_STATED GOAL_
Show every line containing "Validation" by copying it.

━━ SUPPLIED RECORDS

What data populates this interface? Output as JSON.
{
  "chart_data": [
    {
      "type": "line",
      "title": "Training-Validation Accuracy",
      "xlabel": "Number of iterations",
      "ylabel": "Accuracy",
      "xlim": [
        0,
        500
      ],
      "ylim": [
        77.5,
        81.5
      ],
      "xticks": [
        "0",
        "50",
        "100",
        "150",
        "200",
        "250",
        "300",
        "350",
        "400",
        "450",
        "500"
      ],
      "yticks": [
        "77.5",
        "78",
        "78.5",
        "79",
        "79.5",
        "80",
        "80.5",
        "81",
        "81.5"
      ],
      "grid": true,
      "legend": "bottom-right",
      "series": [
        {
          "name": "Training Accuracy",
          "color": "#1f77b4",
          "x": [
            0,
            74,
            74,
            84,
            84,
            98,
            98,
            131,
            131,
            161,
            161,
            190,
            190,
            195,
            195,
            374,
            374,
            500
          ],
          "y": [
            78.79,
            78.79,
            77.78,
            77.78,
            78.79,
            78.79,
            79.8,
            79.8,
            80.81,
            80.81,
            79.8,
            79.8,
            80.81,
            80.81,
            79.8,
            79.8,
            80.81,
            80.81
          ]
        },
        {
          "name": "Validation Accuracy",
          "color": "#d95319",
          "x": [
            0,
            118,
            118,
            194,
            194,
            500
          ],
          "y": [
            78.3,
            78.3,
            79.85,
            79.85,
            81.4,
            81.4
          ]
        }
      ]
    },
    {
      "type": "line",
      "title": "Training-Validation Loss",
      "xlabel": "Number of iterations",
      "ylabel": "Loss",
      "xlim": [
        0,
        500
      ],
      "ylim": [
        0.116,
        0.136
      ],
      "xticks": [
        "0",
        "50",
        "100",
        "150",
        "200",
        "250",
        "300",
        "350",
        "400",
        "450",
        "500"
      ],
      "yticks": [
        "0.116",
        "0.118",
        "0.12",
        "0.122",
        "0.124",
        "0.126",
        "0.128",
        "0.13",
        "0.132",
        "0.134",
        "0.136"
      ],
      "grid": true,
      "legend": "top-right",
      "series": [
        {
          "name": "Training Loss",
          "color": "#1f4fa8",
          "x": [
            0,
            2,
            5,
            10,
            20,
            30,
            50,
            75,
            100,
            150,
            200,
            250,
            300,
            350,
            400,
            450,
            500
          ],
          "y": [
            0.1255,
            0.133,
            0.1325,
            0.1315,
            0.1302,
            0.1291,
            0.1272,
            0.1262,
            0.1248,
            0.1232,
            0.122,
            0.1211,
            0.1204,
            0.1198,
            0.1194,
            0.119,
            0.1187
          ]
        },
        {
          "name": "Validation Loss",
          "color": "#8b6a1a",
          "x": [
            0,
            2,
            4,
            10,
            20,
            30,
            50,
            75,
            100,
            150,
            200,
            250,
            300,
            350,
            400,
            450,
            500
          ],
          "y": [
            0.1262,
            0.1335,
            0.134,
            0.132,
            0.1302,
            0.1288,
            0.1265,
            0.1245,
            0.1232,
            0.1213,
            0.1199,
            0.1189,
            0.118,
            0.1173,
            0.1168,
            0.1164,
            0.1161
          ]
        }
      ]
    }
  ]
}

━━━━

_EXERCISE ANSWER_
      "title": "Training-Validation Accuracy",
          "name": "Validation Accuracy",
      "title": "Training-Validation Loss",
          "name": "Validation Loss",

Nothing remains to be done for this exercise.